(Dataset items)

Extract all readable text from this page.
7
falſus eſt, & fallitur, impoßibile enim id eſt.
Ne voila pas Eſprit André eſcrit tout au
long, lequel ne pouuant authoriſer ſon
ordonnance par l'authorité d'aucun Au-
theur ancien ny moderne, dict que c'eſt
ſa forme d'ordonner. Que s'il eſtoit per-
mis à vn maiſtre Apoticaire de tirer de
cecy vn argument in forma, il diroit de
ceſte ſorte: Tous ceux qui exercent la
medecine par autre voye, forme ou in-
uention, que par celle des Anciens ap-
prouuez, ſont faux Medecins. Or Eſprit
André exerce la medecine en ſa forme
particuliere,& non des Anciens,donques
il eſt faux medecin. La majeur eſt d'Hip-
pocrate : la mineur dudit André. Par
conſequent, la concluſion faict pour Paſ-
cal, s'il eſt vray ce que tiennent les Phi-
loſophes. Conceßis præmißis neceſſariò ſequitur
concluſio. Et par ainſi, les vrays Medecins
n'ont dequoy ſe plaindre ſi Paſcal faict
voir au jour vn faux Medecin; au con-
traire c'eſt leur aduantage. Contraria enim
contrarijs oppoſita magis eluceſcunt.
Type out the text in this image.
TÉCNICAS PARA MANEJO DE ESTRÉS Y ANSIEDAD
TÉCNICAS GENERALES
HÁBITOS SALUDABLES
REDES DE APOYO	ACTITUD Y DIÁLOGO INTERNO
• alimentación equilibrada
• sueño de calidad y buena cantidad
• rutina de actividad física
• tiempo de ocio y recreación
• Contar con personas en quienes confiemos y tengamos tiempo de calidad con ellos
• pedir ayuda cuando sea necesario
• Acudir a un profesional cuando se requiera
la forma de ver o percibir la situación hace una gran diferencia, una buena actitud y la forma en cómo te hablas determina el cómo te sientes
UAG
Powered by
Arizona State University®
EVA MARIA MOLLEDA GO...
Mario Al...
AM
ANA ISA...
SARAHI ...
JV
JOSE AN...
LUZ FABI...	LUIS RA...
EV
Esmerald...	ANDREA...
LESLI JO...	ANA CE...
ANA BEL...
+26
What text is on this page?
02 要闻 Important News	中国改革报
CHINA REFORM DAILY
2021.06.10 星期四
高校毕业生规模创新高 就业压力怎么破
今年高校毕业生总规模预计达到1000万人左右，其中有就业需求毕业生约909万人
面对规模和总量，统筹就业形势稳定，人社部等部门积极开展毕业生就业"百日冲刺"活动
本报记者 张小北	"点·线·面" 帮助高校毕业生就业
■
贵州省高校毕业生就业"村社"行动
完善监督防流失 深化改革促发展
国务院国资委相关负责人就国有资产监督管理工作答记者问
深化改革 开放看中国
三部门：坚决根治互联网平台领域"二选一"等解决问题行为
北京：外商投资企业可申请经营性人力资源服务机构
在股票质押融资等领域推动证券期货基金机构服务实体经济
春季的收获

> _Problem statement_
Locate the word "tiempo" in the data above. Copy every line carrying it.

> _Exercise response_
• tiempo de ocio y recreación
• Contar con personas en quienes confiemos y tengamos tiempo de calidad con ellos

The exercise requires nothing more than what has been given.